__TASK GOAL__: All entries below need to be written out exactly, but without their pictures.

[Dataset items]
┌──

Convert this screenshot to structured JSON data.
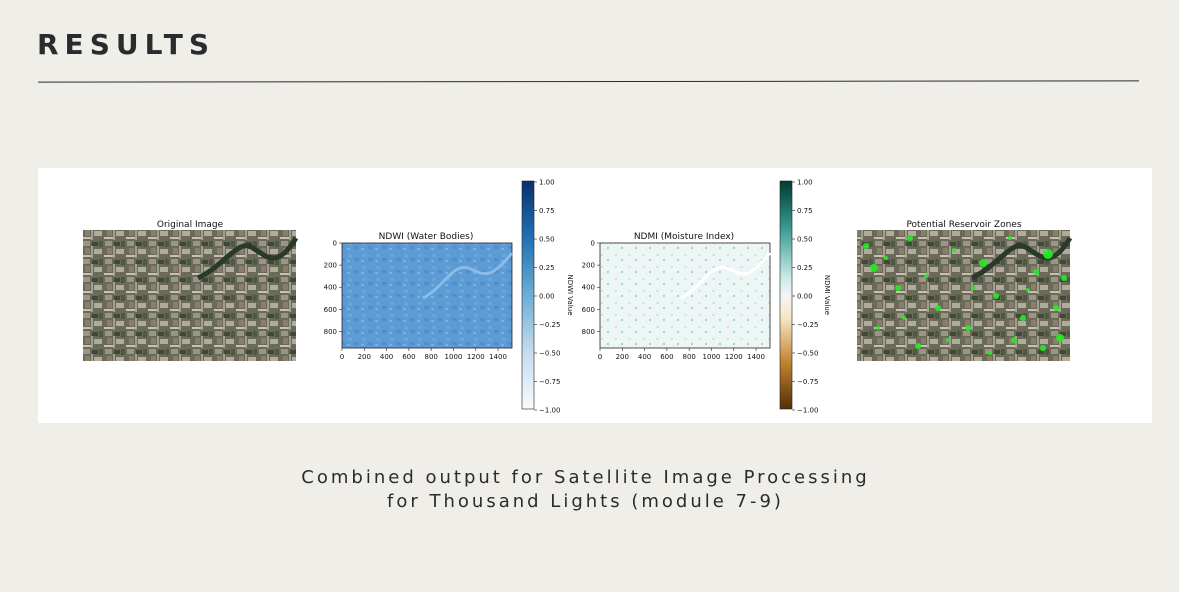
{
  "slide": {
    "title": "RESULTS",
    "caption": "Combined output for Satellite Image Processing for Thousand Lights (module 7-9)"
  },
  "figure": {
    "panels": [
      {
        "title": "Original Image"
      },
      {
        "title": "NDWI (Water Bodies)",
        "x_ticks": [
          "0",
          "200",
          "400",
          "600",
          "800",
          "1000",
          "1200",
          "1400"
        ],
        "y_ticks": [
          "0",
          "200",
          "400",
          "600",
          "800"
        ],
        "colorbar_label": "NDWI Value",
        "colorbar_ticks": [
          "1.00",
          "0.75",
          "0.50",
          "0.25",
          "0.00",
          "−0.25",
          "−0.50",
          "−0.75",
          "−1.00"
        ],
        "colormap": [
          "#08306b",
          "#2171b5",
          "#6baed6",
          "#c6dbef",
          "#f7fbff"
        ]
      },
      {
        "title": "NDMI (Moisture Index)",
        "x_ticks": [
          "0",
          "200",
          "400",
          "600",
          "800",
          "1000",
          "1200",
          "1400"
        ],
        "y_ticks": [
          "0",
          "200",
          "400",
          "600",
          "800"
        ],
        "colorbar_label": "NDMI Value",
        "colorbar_ticks": [
          "1.00",
          "0.75",
          "0.50",
          "0.25",
          "0.00",
          "−0.25",
          "−0.50",
          "−0.75",
          "−1.00"
        ],
        "colormap": [
          "#003c30",
          "#35978f",
          "#c7eae5",
          "#f5f5f5",
          "#f6e8c3",
          "#bf812d",
          "#543005"
        ]
      },
      {
        "title": "Potential Reservoir Zones",
        "highlight_color": "#22ee22"
      }
    ],
    "colors": {
      "ndwi_fill": "#5c9ad4",
      "ndmi_fill": "#e9f4f2"
    }
  }
}
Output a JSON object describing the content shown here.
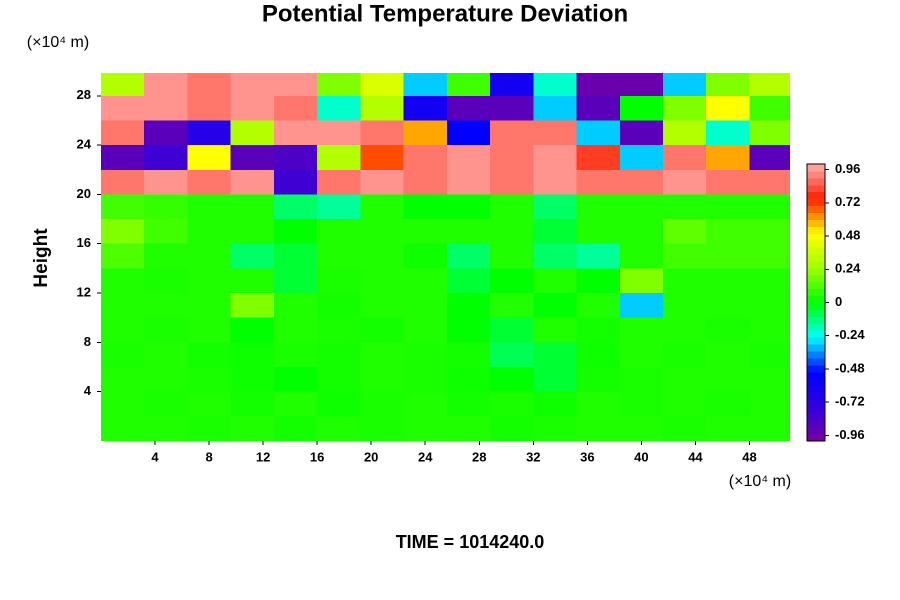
{
  "chart_data": {
    "type": "heatmap",
    "title": "Potential Temperature Deviation",
    "y_label": "Height",
    "y_unit_label": "(×10⁴ m)",
    "x_unit_label": "(×10⁴ m)",
    "footer": "TIME = 1014240.0",
    "xlim": [
      0,
      51
    ],
    "ylim": [
      0,
      29.85
    ],
    "xticks": [
      4,
      8,
      12,
      16,
      20,
      24,
      28,
      32,
      36,
      40,
      44,
      48
    ],
    "yticks": [
      4,
      8,
      12,
      16,
      20,
      24,
      28
    ],
    "x": [
      1.6,
      4.8,
      8,
      11.2,
      14.4,
      17.6,
      20.8,
      24,
      27.2,
      30.4,
      33.6,
      36.8,
      40,
      43.2,
      46.4,
      49.6
    ],
    "y": [
      1,
      3,
      5,
      7,
      9,
      11,
      13,
      15,
      17,
      19,
      21,
      23,
      25,
      27,
      29
    ],
    "z": [
      [
        0.05,
        0.05,
        0.04,
        0.05,
        0.03,
        0.05,
        0.04,
        0.05,
        0.05,
        0.03,
        0.04,
        0.05,
        0.05,
        0.04,
        0.05,
        0.05
      ],
      [
        0.05,
        0.04,
        0.05,
        0.03,
        0.05,
        0.02,
        0.04,
        0.05,
        0.03,
        0.04,
        0.02,
        0.05,
        0.04,
        0.05,
        0.04,
        0.05
      ],
      [
        0.05,
        0.05,
        0.04,
        0.02,
        0.0,
        0.03,
        0.05,
        0.04,
        0.02,
        0.0,
        -0.05,
        0.03,
        0.04,
        0.05,
        0.05,
        0.05
      ],
      [
        0.04,
        0.05,
        0.03,
        0.02,
        0.04,
        0.03,
        0.05,
        0.04,
        0.03,
        -0.08,
        -0.05,
        0.02,
        0.05,
        0.04,
        0.05,
        0.04
      ],
      [
        0.05,
        0.04,
        0.05,
        0.0,
        0.05,
        0.04,
        0.03,
        0.05,
        0.0,
        -0.05,
        0.05,
        0.03,
        0.05,
        0.05,
        0.04,
        0.05
      ],
      [
        0.05,
        0.05,
        0.05,
        0.2,
        0.05,
        0.03,
        0.05,
        0.05,
        0.0,
        0.05,
        0.0,
        0.05,
        -0.3,
        0.05,
        0.05,
        0.05
      ],
      [
        0.05,
        0.04,
        0.05,
        0.05,
        -0.05,
        0.04,
        0.05,
        0.05,
        -0.05,
        0.0,
        0.05,
        0.0,
        0.2,
        0.05,
        0.05,
        0.05
      ],
      [
        0.12,
        0.05,
        0.05,
        -0.1,
        -0.05,
        0.05,
        0.05,
        0.02,
        -0.1,
        0.05,
        -0.1,
        -0.15,
        0.05,
        0.1,
        0.1,
        0.1
      ],
      [
        0.2,
        0.1,
        0.05,
        0.05,
        0.0,
        0.05,
        0.05,
        0.05,
        0.05,
        0.05,
        -0.05,
        0.05,
        0.05,
        0.15,
        0.1,
        0.1
      ],
      [
        0.1,
        0.08,
        0.05,
        0.05,
        -0.1,
        -0.15,
        0.05,
        0.0,
        0.0,
        0.05,
        -0.1,
        0.05,
        0.05,
        0.05,
        0.05,
        0.05
      ],
      [
        0.9,
        0.95,
        0.9,
        0.95,
        -0.8,
        0.9,
        0.95,
        0.9,
        0.95,
        0.9,
        0.95,
        0.9,
        0.9,
        0.95,
        0.9,
        0.9
      ],
      [
        -0.9,
        -0.8,
        0.5,
        -0.9,
        -0.85,
        0.3,
        0.7,
        0.9,
        0.95,
        0.9,
        0.95,
        0.8,
        -0.3,
        0.9,
        0.6,
        -0.9
      ],
      [
        0.9,
        -0.9,
        -0.7,
        0.3,
        0.95,
        0.95,
        0.9,
        0.6,
        -0.5,
        0.9,
        0.9,
        -0.3,
        -0.9,
        0.3,
        -0.2,
        0.2
      ],
      [
        0.95,
        0.95,
        0.9,
        0.95,
        0.9,
        -0.2,
        0.3,
        -0.6,
        -0.9,
        -0.9,
        -0.3,
        -0.9,
        0.0,
        0.2,
        0.5,
        0.1
      ],
      [
        0.3,
        0.95,
        0.9,
        0.95,
        0.95,
        0.2,
        0.4,
        -0.3,
        0.1,
        -0.6,
        -0.2,
        -0.95,
        -0.95,
        -0.3,
        0.2,
        0.3
      ]
    ],
    "clim": [
      -1,
      1
    ],
    "cticks": [
      -0.96,
      -0.72,
      -0.48,
      -0.24,
      0,
      0.24,
      0.48,
      0.72,
      0.96
    ],
    "colormap": [
      "#7800a0",
      "#3000e0",
      "#0000ff",
      "#00ffff",
      "#00ff00",
      "#a0ff00",
      "#ffff00",
      "#ff2000",
      "#ffb0b0"
    ]
  }
}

└──

__COMPLETE RESPONSE__:
Convert this screenshot to structured JSON data.
{
  "slide": {
    "title": "RESULTS",
    "caption": "Combined output for Satellite Image Processing for Thousand Lights (module 7-9)"
  },
  "figure": {
    "panels": [
      {
        "title": "Original Image"
      },
      {
        "title": "NDWI (Water Bodies)",
        "x_ticks": [
          "0",
          "200",
          "400",
          "600",
          "800",
          "1000",
          "1200",
          "1400"
        ],
        "y_ticks": [
          "0",
          "200",
          "400",
          "600",
          "800"
        ],
        "colorbar_label": "NDWI Value",
        "colorbar_ticks": [
          "1.00",
          "0.75",
          "0.50",
          "0.25",
          "0.00",
          "−0.25",
          "−0.50",
          "−0.75",
          "−1.00"
        ],
        "colormap": [
          "#08306b",
          "#2171b5",
          "#6baed6",
          "#c6dbef",
          "#f7fbff"
        ]
      },
      {
        "title": "NDMI (Moisture Index)",
        "x_ticks": [
          "0",
          "200",
          "400",
          "600",
          "800",
          "1000",
          "1200",
          "1400"
        ],
        "y_ticks": [
          "0",
          "200",
          "400",
          "600",
          "800"
        ],
        "colorbar_label": "NDMI Value",
        "colorbar_ticks": [
          "1.00",
          "0.75",
          "0.50",
          "0.25",
          "0.00",
          "−0.25",
          "−0.50",
          "−0.75",
          "−1.00"
        ],
        "colormap": [
          "#003c30",
          "#35978f",
          "#c7eae5",
          "#f5f5f5",
          "#f6e8c3",
          "#bf812d",
          "#543005"
        ]
      },
      {
        "title": "Potential Reservoir Zones",
        "highlight_color": "#22ee22"
      }
    ],
    "colors": {
      "ndwi_fill": "#5c9ad4",
      "ndmi_fill": "#e9f4f2"
    }
  }
}
Output a JSON object describing the content shown here.
{
  "chart_data": {
    "type": "heatmap",
    "title": "Potential Temperature Deviation",
    "y_label": "Height",
    "y_unit_label": "(×10⁴ m)",
    "x_unit_label": "(×10⁴ m)",
    "footer": "TIME = 1014240.0",
    "xlim": [
      0,
      51
    ],
    "ylim": [
      0,
      29.85
    ],
    "xticks": [
      4,
      8,
      12,
      16,
      20,
      24,
      28,
      32,
      36,
      40,
      44,
      48
    ],
    "yticks": [
      4,
      8,
      12,
      16,
      20,
      24,
      28
    ],
    "x": [
      1.6,
      4.8,
      8,
      11.2,
      14.4,
      17.6,
      20.8,
      24,
      27.2,
      30.4,
      33.6,
      36.8,
      40,
      43.2,
      46.4,
      49.6
    ],
    "y": [
      1,
      3,
      5,
      7,
      9,
      11,
      13,
      15,
      17,
      19,
      21,
      23,
      25,
      27,
      29
    ],
    "z": [
      [
        0.05,
        0.05,
        0.04,
        0.05,
        0.03,
        0.05,
        0.04,
        0.05,
        0.05,
        0.03,
        0.04,
        0.05,
        0.05,
        0.04,
        0.05,
        0.05
      ],
      [
        0.05,
        0.04,
        0.05,
        0.03,
        0.05,
        0.02,
        0.04,
        0.05,
        0.03,
        0.04,
        0.02,
        0.05,
        0.04,
        0.05,
        0.04,
        0.05
      ],
      [
        0.05,
        0.05,
        0.04,
        0.02,
        0.0,
        0.03,
        0.05,
        0.04,
        0.02,
        0.0,
        -0.05,
        0.03,
        0.04,
        0.05,
        0.05,
        0.05
      ],
      [
        0.04,
        0.05,
        0.03,
        0.02,
        0.04,
        0.03,
        0.05,
        0.04,
        0.03,
        -0.08,
        -0.05,
        0.02,
        0.05,
        0.04,
        0.05,
        0.04
      ],
      [
        0.05,
        0.04,
        0.05,
        0.0,
        0.05,
        0.04,
        0.03,
        0.05,
        0.0,
        -0.05,
        0.05,
        0.03,
        0.05,
        0.05,
        0.04,
        0.05
      ],
      [
        0.05,
        0.05,
        0.05,
        0.2,
        0.05,
        0.03,
        0.05,
        0.05,
        0.0,
        0.05,
        0.0,
        0.05,
        -0.3,
        0.05,
        0.05,
        0.05
      ],
      [
        0.05,
        0.04,
        0.05,
        0.05,
        -0.05,
        0.04,
        0.05,
        0.05,
        -0.05,
        0.0,
        0.05,
        0.0,
        0.2,
        0.05,
        0.05,
        0.05
      ],
      [
        0.12,
        0.05,
        0.05,
        -0.1,
        -0.05,
        0.05,
        0.05,
        0.02,
        -0.1,
        0.05,
        -0.1,
        -0.15,
        0.05,
        0.1,
        0.1,
        0.1
      ],
      [
        0.2,
        0.1,
        0.05,
        0.05,
        0.0,
        0.05,
        0.05,
        0.05,
        0.05,
        0.05,
        -0.05,
        0.05,
        0.05,
        0.15,
        0.1,
        0.1
      ],
      [
        0.1,
        0.08,
        0.05,
        0.05,
        -0.1,
        -0.15,
        0.05,
        0.0,
        0.0,
        0.05,
        -0.1,
        0.05,
        0.05,
        0.05,
        0.05,
        0.05
      ],
      [
        0.9,
        0.95,
        0.9,
        0.95,
        -0.8,
        0.9,
        0.95,
        0.9,
        0.95,
        0.9,
        0.95,
        0.9,
        0.9,
        0.95,
        0.9,
        0.9
      ],
      [
        -0.9,
        -0.8,
        0.5,
        -0.9,
        -0.85,
        0.3,
        0.7,
        0.9,
        0.95,
        0.9,
        0.95,
        0.8,
        -0.3,
        0.9,
        0.6,
        -0.9
      ],
      [
        0.9,
        -0.9,
        -0.7,
        0.3,
        0.95,
        0.95,
        0.9,
        0.6,
        -0.5,
        0.9,
        0.9,
        -0.3,
        -0.9,
        0.3,
        -0.2,
        0.2
      ],
      [
        0.95,
        0.95,
        0.9,
        0.95,
        0.9,
        -0.2,
        0.3,
        -0.6,
        -0.9,
        -0.9,
        -0.3,
        -0.9,
        0.0,
        0.2,
        0.5,
        0.1
      ],
      [
        0.3,
        0.95,
        0.9,
        0.95,
        0.95,
        0.2,
        0.4,
        -0.3,
        0.1,
        -0.6,
        -0.2,
        -0.95,
        -0.95,
        -0.3,
        0.2,
        0.3
      ]
    ],
    "clim": [
      -1,
      1
    ],
    "cticks": [
      -0.96,
      -0.72,
      -0.48,
      -0.24,
      0,
      0.24,
      0.48,
      0.72,
      0.96
    ],
    "colormap": [
      "#7800a0",
      "#3000e0",
      "#0000ff",
      "#00ffff",
      "#00ff00",
      "#a0ff00",
      "#ffff00",
      "#ff2000",
      "#ffb0b0"
    ]
  }
}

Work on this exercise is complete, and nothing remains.